====== THE RECORDS ======

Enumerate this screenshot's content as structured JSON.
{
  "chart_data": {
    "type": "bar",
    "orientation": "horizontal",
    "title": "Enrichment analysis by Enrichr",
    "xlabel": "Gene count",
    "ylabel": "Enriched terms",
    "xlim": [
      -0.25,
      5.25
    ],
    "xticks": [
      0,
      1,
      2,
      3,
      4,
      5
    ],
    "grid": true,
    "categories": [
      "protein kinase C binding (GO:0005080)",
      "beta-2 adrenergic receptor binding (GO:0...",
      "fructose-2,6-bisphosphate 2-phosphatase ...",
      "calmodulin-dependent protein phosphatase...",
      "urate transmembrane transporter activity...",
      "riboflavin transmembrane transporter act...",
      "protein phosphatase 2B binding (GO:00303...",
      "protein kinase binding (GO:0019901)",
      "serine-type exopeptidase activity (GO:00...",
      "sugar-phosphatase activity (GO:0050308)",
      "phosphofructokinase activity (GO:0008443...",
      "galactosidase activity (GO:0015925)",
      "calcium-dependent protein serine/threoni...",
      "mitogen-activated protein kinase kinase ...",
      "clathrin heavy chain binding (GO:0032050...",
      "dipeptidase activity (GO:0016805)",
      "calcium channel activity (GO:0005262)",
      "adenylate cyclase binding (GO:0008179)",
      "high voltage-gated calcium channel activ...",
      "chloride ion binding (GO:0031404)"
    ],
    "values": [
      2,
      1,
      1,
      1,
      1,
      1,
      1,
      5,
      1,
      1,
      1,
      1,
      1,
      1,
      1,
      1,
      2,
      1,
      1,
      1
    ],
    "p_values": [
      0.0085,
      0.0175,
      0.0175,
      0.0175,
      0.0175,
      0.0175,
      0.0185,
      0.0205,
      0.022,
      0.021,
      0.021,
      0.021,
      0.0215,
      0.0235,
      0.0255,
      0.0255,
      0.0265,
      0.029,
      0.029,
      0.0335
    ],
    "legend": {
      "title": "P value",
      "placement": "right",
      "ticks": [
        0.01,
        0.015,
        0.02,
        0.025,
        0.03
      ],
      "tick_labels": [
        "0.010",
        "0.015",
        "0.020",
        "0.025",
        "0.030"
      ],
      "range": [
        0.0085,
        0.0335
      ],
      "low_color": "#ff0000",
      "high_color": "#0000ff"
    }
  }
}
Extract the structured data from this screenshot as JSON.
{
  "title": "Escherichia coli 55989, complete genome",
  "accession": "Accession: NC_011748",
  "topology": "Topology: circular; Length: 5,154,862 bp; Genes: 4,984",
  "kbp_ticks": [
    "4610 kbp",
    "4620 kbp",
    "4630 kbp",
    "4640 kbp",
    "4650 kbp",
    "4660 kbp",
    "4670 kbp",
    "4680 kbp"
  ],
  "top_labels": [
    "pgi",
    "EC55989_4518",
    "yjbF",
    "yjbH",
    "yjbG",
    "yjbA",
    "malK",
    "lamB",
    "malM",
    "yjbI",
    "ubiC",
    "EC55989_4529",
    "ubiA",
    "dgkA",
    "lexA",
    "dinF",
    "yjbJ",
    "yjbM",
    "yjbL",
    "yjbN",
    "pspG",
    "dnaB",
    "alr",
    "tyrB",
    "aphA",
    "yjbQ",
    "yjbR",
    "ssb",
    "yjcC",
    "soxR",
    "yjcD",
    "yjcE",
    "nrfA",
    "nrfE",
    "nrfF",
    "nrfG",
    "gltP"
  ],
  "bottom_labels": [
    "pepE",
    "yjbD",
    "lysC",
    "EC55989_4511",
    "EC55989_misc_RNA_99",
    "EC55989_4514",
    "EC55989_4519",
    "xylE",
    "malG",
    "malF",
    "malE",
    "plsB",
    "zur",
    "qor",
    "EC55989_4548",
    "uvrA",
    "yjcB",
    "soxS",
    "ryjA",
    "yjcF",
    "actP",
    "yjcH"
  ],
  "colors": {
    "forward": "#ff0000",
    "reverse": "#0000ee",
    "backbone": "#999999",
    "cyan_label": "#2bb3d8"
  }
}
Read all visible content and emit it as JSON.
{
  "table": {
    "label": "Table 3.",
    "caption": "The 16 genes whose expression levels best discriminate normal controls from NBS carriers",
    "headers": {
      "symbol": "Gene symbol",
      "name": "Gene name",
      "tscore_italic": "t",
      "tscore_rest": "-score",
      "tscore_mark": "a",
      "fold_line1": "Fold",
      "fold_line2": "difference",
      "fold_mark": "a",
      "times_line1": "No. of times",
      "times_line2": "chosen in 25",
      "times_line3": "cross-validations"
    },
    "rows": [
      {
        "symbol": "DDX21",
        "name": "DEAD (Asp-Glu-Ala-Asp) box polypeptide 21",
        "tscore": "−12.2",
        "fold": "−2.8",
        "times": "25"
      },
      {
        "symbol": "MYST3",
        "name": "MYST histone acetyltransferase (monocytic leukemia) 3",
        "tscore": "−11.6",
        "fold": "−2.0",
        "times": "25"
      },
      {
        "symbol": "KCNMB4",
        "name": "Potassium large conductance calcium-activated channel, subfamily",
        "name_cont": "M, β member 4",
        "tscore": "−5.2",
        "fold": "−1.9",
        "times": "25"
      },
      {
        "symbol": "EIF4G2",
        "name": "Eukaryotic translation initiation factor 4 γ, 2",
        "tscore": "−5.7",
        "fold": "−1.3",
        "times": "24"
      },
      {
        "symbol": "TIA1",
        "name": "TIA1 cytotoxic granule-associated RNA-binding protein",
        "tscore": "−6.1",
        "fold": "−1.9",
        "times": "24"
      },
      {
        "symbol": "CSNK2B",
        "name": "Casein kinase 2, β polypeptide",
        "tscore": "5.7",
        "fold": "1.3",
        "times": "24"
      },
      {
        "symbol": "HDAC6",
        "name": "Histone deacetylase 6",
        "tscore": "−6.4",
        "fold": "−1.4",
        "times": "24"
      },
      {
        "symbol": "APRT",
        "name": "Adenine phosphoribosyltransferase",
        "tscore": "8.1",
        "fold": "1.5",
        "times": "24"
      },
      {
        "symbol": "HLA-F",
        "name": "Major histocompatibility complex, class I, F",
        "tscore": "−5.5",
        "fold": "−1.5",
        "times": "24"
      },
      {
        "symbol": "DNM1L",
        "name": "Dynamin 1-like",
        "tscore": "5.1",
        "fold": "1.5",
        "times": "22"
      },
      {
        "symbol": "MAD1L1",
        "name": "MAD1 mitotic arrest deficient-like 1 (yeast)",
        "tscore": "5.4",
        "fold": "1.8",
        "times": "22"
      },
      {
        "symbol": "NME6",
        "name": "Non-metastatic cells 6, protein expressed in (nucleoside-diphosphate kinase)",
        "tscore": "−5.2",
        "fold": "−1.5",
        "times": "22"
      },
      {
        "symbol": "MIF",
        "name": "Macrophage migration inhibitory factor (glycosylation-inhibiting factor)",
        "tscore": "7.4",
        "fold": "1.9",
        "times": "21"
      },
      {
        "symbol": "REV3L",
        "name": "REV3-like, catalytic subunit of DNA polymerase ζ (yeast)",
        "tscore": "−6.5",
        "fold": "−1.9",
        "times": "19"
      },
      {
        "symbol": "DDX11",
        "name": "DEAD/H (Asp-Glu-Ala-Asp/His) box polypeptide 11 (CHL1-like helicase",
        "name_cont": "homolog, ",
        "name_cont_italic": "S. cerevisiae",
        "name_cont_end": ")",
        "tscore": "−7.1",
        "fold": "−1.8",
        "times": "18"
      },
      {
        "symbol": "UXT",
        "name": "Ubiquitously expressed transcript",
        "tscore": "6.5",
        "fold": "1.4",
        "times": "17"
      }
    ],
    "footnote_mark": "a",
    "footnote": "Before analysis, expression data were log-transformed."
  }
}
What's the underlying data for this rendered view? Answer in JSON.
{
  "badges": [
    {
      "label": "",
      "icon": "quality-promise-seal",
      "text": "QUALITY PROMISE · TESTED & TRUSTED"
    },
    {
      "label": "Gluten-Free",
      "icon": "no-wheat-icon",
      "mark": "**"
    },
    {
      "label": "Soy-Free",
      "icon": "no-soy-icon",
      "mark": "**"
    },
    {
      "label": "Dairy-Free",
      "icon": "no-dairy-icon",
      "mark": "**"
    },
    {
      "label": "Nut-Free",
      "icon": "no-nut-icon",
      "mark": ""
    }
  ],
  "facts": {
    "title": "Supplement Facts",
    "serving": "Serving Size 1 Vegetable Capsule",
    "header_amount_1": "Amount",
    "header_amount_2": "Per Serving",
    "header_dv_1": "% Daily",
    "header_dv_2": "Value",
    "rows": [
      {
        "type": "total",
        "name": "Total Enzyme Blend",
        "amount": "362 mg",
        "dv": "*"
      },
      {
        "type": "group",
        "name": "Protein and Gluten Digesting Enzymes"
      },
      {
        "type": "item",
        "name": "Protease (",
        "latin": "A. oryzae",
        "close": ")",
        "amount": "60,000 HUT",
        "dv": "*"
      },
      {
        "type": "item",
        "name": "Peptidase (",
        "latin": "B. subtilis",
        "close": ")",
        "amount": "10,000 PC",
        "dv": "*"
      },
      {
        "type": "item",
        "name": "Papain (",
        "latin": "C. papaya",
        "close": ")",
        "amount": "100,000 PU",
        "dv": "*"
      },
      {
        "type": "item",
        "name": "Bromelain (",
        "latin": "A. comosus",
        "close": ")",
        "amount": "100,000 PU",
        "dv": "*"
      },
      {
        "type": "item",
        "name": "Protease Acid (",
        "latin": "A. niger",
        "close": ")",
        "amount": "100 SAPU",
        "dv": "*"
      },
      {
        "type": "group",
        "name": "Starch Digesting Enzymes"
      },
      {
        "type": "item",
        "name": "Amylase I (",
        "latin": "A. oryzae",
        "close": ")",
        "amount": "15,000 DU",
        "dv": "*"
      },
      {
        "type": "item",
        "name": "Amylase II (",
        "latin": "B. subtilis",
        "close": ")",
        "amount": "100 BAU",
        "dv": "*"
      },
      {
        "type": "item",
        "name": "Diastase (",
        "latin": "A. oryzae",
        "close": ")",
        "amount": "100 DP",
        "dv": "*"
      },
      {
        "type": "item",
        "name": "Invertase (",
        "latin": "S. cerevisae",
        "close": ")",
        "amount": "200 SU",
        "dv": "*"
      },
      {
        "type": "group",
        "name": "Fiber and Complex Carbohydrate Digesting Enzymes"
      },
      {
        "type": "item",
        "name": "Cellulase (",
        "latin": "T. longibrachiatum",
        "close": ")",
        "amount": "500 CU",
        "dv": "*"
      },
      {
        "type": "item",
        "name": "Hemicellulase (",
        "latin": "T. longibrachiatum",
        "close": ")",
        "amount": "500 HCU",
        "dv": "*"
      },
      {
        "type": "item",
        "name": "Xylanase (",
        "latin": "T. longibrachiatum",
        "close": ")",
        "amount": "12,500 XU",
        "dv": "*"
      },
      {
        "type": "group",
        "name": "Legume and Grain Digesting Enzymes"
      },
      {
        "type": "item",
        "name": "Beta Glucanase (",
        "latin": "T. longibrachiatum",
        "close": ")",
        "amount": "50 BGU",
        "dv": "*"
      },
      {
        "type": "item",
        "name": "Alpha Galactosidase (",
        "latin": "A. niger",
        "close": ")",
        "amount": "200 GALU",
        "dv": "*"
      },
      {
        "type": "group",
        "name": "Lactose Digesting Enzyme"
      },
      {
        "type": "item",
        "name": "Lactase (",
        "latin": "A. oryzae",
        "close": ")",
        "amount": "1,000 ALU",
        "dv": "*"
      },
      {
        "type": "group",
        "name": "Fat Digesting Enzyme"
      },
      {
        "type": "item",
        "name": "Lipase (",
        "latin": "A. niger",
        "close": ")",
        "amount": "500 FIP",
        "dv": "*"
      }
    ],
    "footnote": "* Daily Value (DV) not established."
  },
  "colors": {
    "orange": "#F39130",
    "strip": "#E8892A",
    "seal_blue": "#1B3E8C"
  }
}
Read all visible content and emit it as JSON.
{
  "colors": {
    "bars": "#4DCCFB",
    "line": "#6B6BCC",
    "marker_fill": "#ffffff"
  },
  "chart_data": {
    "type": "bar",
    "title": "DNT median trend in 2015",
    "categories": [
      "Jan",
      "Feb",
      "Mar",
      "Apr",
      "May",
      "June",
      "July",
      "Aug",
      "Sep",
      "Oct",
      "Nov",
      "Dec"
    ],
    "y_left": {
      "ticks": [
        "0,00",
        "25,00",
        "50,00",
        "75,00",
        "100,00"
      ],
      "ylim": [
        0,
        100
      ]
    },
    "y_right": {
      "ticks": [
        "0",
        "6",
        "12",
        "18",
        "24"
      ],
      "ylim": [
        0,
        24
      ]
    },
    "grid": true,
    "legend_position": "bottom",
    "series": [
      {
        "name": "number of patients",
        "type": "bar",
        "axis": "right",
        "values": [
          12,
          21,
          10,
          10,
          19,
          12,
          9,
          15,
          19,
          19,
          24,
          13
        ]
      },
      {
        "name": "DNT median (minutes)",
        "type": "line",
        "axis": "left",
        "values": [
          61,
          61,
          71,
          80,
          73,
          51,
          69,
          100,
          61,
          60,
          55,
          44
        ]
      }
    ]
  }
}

======

§ **WHAT TO WORK ON**
Across the records above, tally the lines that contain "from" and return the number alone.

§ **EXERCISE RESPONSE**
2